Stated problem: Write out the listing exactly as it is given.
───── Provided entries ─────
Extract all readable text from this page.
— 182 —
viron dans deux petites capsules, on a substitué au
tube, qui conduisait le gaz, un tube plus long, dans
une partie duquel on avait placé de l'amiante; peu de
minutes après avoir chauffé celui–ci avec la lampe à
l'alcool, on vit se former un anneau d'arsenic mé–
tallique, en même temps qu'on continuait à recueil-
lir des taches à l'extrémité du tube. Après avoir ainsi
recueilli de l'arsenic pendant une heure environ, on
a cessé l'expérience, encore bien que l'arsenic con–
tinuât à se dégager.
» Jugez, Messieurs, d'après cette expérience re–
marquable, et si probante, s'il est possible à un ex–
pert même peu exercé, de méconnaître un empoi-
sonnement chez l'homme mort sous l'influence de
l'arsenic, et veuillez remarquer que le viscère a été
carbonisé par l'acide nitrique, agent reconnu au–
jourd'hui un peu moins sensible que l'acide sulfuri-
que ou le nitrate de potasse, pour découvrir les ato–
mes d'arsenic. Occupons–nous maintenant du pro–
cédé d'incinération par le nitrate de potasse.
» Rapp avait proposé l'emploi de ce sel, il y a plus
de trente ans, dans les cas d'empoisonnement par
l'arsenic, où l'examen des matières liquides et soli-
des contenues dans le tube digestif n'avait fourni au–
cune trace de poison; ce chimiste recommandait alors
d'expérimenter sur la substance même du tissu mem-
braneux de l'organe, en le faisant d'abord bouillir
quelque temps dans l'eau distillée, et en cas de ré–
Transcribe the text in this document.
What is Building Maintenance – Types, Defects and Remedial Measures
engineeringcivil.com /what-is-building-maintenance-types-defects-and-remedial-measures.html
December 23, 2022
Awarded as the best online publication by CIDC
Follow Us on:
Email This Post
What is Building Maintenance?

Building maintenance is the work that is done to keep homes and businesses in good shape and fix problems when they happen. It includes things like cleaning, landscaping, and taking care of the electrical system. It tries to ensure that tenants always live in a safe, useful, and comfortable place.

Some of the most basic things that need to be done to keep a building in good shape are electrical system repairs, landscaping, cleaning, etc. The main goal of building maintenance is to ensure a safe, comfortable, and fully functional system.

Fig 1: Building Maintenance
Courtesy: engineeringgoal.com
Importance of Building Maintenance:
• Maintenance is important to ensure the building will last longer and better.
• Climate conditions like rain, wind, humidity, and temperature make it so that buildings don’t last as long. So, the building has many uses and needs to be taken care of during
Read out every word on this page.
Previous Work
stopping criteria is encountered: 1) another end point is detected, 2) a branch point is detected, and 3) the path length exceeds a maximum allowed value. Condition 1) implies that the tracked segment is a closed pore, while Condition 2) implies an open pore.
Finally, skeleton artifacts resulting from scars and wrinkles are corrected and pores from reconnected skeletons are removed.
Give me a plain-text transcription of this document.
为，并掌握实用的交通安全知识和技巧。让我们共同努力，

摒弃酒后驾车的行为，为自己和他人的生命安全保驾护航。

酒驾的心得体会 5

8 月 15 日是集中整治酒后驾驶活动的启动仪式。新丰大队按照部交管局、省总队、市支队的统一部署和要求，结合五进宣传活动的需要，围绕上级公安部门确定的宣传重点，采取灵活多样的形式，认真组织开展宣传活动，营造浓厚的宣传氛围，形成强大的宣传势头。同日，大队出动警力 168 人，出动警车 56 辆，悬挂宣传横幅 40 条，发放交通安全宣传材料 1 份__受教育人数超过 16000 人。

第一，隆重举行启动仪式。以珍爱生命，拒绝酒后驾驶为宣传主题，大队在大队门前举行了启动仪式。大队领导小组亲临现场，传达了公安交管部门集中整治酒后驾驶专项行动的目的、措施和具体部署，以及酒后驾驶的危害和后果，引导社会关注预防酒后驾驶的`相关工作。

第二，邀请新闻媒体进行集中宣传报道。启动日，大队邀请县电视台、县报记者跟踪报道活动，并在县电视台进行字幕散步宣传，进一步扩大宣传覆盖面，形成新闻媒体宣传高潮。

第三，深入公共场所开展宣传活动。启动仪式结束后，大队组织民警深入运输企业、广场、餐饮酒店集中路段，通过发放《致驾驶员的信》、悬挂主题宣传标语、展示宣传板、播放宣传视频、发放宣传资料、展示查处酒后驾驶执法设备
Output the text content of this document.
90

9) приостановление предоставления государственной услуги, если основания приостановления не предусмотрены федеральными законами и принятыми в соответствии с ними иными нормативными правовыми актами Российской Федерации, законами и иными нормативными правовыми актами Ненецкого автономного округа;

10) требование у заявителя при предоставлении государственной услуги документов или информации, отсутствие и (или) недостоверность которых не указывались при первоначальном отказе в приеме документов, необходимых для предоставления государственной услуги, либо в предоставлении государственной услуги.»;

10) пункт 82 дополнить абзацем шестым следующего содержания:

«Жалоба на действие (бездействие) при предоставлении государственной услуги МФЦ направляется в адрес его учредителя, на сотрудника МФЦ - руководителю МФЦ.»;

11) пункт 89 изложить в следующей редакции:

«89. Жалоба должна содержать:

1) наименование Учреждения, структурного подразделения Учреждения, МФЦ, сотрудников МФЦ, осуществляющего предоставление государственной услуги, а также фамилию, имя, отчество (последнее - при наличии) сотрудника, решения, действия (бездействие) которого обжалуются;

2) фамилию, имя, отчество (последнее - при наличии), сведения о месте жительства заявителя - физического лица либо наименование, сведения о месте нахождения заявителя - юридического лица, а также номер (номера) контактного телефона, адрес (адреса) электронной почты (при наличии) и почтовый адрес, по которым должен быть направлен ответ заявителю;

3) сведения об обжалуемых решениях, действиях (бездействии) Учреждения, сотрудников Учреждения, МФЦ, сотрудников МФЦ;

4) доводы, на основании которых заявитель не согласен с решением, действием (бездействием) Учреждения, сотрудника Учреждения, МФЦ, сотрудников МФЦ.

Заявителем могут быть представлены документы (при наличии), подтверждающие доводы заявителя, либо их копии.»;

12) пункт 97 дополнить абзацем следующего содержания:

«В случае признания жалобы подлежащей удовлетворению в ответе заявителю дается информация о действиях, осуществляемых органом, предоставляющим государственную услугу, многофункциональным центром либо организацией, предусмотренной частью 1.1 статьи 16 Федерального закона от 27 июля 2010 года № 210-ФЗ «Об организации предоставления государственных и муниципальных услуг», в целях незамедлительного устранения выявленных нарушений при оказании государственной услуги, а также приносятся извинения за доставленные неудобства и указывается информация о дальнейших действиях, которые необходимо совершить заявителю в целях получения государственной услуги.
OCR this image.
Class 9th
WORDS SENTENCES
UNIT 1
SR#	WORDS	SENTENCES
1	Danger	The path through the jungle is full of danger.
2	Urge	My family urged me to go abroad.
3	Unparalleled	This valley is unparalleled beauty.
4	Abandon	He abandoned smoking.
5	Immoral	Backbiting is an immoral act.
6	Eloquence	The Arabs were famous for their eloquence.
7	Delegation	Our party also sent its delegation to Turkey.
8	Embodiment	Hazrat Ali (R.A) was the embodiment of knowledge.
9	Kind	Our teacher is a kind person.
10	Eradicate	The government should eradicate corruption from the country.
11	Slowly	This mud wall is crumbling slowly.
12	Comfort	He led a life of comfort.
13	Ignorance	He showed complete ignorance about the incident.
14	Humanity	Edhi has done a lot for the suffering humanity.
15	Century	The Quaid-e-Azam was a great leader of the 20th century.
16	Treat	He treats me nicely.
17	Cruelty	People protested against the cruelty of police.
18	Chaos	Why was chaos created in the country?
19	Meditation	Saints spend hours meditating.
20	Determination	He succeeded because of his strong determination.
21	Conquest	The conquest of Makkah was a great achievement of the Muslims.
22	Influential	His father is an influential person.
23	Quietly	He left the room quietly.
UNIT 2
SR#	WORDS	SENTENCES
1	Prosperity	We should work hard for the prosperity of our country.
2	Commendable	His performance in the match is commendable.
─────
Full response:
Extract all readable text from this page.
— 182 —
viron dans deux petites capsules, on a substitué au
tube, qui conduisait le gaz, un tube plus long, dans
une partie duquel on avait placé de l'amiante; peu de
minutes après avoir chauffé celui–ci avec la lampe à
l'alcool, on vit se former un anneau d'arsenic mé–
tallique, en même temps qu'on continuait à recueil-
lir des taches à l'extrémité du tube. Après avoir ainsi
recueilli de l'arsenic pendant une heure environ, on
a cessé l'expérience, encore bien que l'arsenic con–
tinuât à se dégager.
» Jugez, Messieurs, d'après cette expérience re–
marquable, et si probante, s'il est possible à un ex–
pert même peu exercé, de méconnaître un empoi-
sonnement chez l'homme mort sous l'influence de
l'arsenic, et veuillez remarquer que le viscère a été
carbonisé par l'acide nitrique, agent reconnu au–
jourd'hui un peu moins sensible que l'acide sulfuri-
que ou le nitrate de potasse, pour découvrir les ato–
mes d'arsenic. Occupons–nous maintenant du pro–
cédé d'incinération par le nitrate de potasse.
» Rapp avait proposé l'emploi de ce sel, il y a plus
de trente ans, dans les cas d'empoisonnement par
l'arsenic, où l'examen des matières liquides et soli-
des contenues dans le tube digestif n'avait fourni au–
cune trace de poison; ce chimiste recommandait alors
d'expérimenter sur la substance même du tissu mem-
braneux de l'organe, en le faisant d'abord bouillir
quelque temps dans l'eau distillée, et en cas de ré–
Transcribe the text in this document.
What is Building Maintenance – Types, Defects and Remedial Measures
engineeringcivil.com /what-is-building-maintenance-types-defects-and-remedial-measures.html
December 23, 2022
Awarded as the best online publication by CIDC
Follow Us on:
Email This Post
What is Building Maintenance?

Building maintenance is the work that is done to keep homes and businesses in good shape and fix problems when they happen. It includes things like cleaning, landscaping, and taking care of the electrical system. It tries to ensure that tenants always live in a safe, useful, and comfortable place.

Some of the most basic things that need to be done to keep a building in good shape are electrical system repairs, landscaping, cleaning, etc. The main goal of building maintenance is to ensure a safe, comfortable, and fully functional system.

Fig 1: Building Maintenance
Courtesy: engineeringgoal.com
Importance of Building Maintenance:
• Maintenance is important to ensure the building will last longer and better.
• Climate conditions like rain, wind, humidity, and temperature make it so that buildings don’t last as long. So, the building has many uses and needs to be taken care of during
Read out every word on this page.
Previous Work
stopping criteria is encountered: 1) another end point is detected, 2) a branch point is detected, and 3) the path length exceeds a maximum allowed value. Condition 1) implies that the tracked segment is a closed pore, while Condition 2) implies an open pore.
Finally, skeleton artifacts resulting from scars and wrinkles are corrected and pores from reconnected skeletons are removed.
Give me a plain-text transcription of this document.
为，并掌握实用的交通安全知识和技巧。让我们共同努力，

摒弃酒后驾车的行为，为自己和他人的生命安全保驾护航。

酒驾的心得体会 5

8 月 15 日是集中整治酒后驾驶活动的启动仪式。新丰大队按照部交管局、省总队、市支队的统一部署和要求，结合五进宣传活动的需要，围绕上级公安部门确定的宣传重点，采取灵活多样的形式，认真组织开展宣传活动，营造浓厚的宣传氛围，形成强大的宣传势头。同日，大队出动警力 168 人，出动警车 56 辆，悬挂宣传横幅 40 条，发放交通安全宣传材料 1 份__受教育人数超过 16000 人。

第一，隆重举行启动仪式。以珍爱生命，拒绝酒后驾驶为宣传主题，大队在大队门前举行了启动仪式。大队领导小组亲临现场，传达了公安交管部门集中整治酒后驾驶专项行动的目的、措施和具体部署，以及酒后驾驶的危害和后果，引导社会关注预防酒后驾驶的`相关工作。

第二，邀请新闻媒体进行集中宣传报道。启动日，大队邀请县电视台、县报记者跟踪报道活动，并在县电视台进行字幕散步宣传，进一步扩大宣传覆盖面，形成新闻媒体宣传高潮。

第三，深入公共场所开展宣传活动。启动仪式结束后，大队组织民警深入运输企业、广场、餐饮酒店集中路段，通过发放《致驾驶员的信》、悬挂主题宣传标语、展示宣传板、播放宣传视频、发放宣传资料、展示查处酒后驾驶执法设备
Output the text content of this document.
90

9) приостановление предоставления государственной услуги, если основания приостановления не предусмотрены федеральными законами и принятыми в соответствии с ними иными нормативными правовыми актами Российской Федерации, законами и иными нормативными правовыми актами Ненецкого автономного округа;

10) требование у заявителя при предоставлении государственной услуги документов или информации, отсутствие и (или) недостоверность которых не указывались при первоначальном отказе в приеме документов, необходимых для предоставления государственной услуги, либо в предоставлении государственной услуги.»;

10) пункт 82 дополнить абзацем шестым следующего содержания:

«Жалоба на действие (бездействие) при предоставлении государственной услуги МФЦ направляется в адрес его учредителя, на сотрудника МФЦ - руководителю МФЦ.»;

11) пункт 89 изложить в следующей редакции:

«89. Жалоба должна содержать:

1) наименование Учреждения, структурного подразделения Учреждения, МФЦ, сотрудников МФЦ, осуществляющего предоставление государственной услуги, а также фамилию, имя, отчество (последнее - при наличии) сотрудника, решения, действия (бездействие) которого обжалуются;

2) фамилию, имя, отчество (последнее - при наличии), сведения о месте жительства заявителя - физического лица либо наименование, сведения о месте нахождения заявителя - юридического лица, а также номер (номера) контактного телефона, адрес (адреса) электронной почты (при наличии) и почтовый адрес, по которым должен быть направлен ответ заявителю;

3) сведения об обжалуемых решениях, действиях (бездействии) Учреждения, сотрудников Учреждения, МФЦ, сотрудников МФЦ;

4) доводы, на основании которых заявитель не согласен с решением, действием (бездействием) Учреждения, сотрудника Учреждения, МФЦ, сотрудников МФЦ.

Заявителем могут быть представлены документы (при наличии), подтверждающие доводы заявителя, либо их копии.»;

12) пункт 97 дополнить абзацем следующего содержания:

«В случае признания жалобы подлежащей удовлетворению в ответе заявителю дается информация о действиях, осуществляемых органом, предоставляющим государственную услугу, многофункциональным центром либо организацией, предусмотренной частью 1.1 статьи 16 Федерального закона от 27 июля 2010 года № 210-ФЗ «Об организации предоставления государственных и муниципальных услуг», в целях незамедлительного устранения выявленных нарушений при оказании государственной услуги, а также приносятся извинения за доставленные неудобства и указывается информация о дальнейших действиях, которые необходимо совершить заявителю в целях получения государственной услуги.
OCR this image.
Class 9th
WORDS SENTENCES
UNIT 1
SR#	WORDS	SENTENCES
1	Danger	The path through the jungle is full of danger.
2	Urge	My family urged me to go abroad.
3	Unparalleled	This valley is unparalleled beauty.
4	Abandon	He abandoned smoking.
5	Immoral	Backbiting is an immoral act.
6	Eloquence	The Arabs were famous for their eloquence.
7	Delegation	Our party also sent its delegation to Turkey.
8	Embodiment	Hazrat Ali (R.A) was the embodiment of knowledge.
9	Kind	Our teacher is a kind person.
10	Eradicate	The government should eradicate corruption from the country.
11	Slowly	This mud wall is crumbling slowly.
12	Comfort	He led a life of comfort.
13	Ignorance	He showed complete ignorance about the incident.
14	Humanity	Edhi has done a lot for the suffering humanity.
15	Century	The Quaid-e-Azam was a great leader of the 20th century.
16	Treat	He treats me nicely.
17	Cruelty	People protested against the cruelty of police.
18	Chaos	Why was chaos created in the country?
19	Meditation	Saints spend hours meditating.
20	Determination	He succeeded because of his strong determination.
21	Conquest	The conquest of Makkah was a great achievement of the Muslims.
22	Influential	His father is an influential person.
23	Quietly	He left the room quietly.
UNIT 2
SR#	WORDS	SENTENCES
1	Prosperity	We should work hard for the prosperity of our country.
2	Commendable	His performance in the match is commendable.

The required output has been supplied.